- [GOAL]:
Tally every line featuring "economic", then give that tally alone.
..........
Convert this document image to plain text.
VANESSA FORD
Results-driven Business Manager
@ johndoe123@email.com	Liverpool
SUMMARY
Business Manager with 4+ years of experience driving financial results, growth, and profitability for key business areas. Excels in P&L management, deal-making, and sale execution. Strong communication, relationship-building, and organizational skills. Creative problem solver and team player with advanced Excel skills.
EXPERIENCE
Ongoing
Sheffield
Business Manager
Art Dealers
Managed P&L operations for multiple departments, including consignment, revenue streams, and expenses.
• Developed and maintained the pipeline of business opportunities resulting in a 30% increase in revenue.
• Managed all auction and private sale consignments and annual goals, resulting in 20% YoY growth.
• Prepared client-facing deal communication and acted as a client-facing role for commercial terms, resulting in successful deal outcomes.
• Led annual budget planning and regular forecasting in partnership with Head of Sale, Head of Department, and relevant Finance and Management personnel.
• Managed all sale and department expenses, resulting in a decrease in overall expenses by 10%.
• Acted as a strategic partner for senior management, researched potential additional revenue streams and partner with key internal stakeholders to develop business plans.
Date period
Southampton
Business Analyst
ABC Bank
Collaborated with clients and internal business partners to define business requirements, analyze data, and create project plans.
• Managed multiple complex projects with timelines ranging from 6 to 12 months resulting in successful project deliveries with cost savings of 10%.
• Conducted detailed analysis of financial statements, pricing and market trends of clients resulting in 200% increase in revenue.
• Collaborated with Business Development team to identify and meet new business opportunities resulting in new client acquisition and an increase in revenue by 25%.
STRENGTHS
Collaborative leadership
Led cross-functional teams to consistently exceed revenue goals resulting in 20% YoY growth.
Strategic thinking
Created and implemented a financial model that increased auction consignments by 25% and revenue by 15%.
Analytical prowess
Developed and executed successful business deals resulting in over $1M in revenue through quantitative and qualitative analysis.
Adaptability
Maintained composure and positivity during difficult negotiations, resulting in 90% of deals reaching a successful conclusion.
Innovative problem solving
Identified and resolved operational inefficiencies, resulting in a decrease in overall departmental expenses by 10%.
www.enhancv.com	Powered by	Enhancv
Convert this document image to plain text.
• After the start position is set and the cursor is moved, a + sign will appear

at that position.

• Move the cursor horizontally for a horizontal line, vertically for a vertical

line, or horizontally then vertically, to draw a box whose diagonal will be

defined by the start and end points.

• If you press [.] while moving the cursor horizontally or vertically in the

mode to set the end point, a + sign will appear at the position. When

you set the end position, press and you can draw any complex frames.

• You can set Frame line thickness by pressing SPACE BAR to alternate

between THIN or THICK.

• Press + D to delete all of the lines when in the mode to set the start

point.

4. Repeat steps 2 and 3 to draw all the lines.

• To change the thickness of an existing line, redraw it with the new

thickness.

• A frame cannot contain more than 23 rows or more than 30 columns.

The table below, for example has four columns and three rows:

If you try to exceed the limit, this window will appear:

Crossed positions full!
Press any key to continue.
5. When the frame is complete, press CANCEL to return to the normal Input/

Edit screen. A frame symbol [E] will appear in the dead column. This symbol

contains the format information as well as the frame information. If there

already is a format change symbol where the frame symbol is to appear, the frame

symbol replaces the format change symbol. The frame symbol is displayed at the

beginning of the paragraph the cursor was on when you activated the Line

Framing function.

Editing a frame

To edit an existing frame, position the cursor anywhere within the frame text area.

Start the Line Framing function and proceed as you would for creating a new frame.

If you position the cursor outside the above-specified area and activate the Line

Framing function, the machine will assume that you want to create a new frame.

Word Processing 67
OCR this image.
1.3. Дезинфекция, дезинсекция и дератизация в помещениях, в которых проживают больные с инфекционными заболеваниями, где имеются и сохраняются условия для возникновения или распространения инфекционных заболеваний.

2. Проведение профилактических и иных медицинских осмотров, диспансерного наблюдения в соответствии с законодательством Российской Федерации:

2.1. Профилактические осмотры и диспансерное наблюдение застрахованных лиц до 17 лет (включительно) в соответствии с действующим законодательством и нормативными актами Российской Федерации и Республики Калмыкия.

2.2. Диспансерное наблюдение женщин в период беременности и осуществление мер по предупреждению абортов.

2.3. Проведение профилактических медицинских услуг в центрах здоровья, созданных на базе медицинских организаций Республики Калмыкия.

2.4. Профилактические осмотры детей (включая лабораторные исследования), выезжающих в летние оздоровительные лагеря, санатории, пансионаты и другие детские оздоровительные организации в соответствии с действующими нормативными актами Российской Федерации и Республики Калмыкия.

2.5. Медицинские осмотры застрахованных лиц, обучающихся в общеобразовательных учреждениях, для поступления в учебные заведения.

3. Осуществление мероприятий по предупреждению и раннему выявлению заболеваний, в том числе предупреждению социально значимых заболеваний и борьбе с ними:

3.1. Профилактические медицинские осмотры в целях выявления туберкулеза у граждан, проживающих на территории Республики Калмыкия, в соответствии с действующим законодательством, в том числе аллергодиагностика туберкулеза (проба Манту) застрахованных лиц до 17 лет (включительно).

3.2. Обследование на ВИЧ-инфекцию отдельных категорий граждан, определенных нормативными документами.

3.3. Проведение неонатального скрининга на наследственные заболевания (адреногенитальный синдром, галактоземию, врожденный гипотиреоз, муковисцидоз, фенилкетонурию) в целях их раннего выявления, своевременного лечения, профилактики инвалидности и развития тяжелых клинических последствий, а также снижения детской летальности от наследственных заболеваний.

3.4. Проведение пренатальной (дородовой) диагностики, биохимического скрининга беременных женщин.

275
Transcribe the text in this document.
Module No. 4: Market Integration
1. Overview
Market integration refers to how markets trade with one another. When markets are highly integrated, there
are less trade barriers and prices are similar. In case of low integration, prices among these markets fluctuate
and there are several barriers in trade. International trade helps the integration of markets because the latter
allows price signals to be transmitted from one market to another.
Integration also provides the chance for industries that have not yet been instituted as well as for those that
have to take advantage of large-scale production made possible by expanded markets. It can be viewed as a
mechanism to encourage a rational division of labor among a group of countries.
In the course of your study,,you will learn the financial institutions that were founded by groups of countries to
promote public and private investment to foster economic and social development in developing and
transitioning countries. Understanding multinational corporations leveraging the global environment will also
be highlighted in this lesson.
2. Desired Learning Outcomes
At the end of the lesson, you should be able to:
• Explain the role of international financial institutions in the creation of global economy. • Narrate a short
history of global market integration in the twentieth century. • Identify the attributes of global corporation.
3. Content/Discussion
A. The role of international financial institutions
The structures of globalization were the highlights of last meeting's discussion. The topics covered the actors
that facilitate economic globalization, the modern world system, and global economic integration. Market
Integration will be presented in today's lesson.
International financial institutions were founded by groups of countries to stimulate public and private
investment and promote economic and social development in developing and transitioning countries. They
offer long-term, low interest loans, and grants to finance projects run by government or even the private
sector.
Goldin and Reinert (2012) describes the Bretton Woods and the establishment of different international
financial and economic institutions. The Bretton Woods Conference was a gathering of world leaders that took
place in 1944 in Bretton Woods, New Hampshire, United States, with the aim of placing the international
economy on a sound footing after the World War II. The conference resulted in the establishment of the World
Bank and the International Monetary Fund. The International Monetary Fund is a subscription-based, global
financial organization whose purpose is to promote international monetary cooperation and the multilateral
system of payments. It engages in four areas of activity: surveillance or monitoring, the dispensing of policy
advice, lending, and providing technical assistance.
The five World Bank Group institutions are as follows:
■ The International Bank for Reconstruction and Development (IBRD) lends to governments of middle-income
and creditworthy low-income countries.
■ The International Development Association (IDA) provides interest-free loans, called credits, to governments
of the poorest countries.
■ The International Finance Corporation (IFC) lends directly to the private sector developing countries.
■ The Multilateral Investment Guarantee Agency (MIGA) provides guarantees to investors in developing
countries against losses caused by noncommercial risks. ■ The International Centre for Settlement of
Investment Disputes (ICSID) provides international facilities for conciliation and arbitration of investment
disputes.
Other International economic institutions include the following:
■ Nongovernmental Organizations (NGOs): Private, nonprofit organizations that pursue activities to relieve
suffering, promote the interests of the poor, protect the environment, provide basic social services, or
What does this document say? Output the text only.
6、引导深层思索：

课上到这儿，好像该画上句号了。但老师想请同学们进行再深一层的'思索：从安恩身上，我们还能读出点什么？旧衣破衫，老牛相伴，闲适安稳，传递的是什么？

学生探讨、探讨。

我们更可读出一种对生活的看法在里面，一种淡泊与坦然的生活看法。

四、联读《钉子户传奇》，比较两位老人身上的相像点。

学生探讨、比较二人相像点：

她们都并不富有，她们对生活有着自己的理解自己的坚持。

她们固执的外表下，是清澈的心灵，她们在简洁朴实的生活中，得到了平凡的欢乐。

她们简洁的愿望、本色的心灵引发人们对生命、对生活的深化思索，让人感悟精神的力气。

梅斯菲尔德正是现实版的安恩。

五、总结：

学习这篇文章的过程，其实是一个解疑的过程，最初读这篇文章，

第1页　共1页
..........
- [THE REPLY]:
5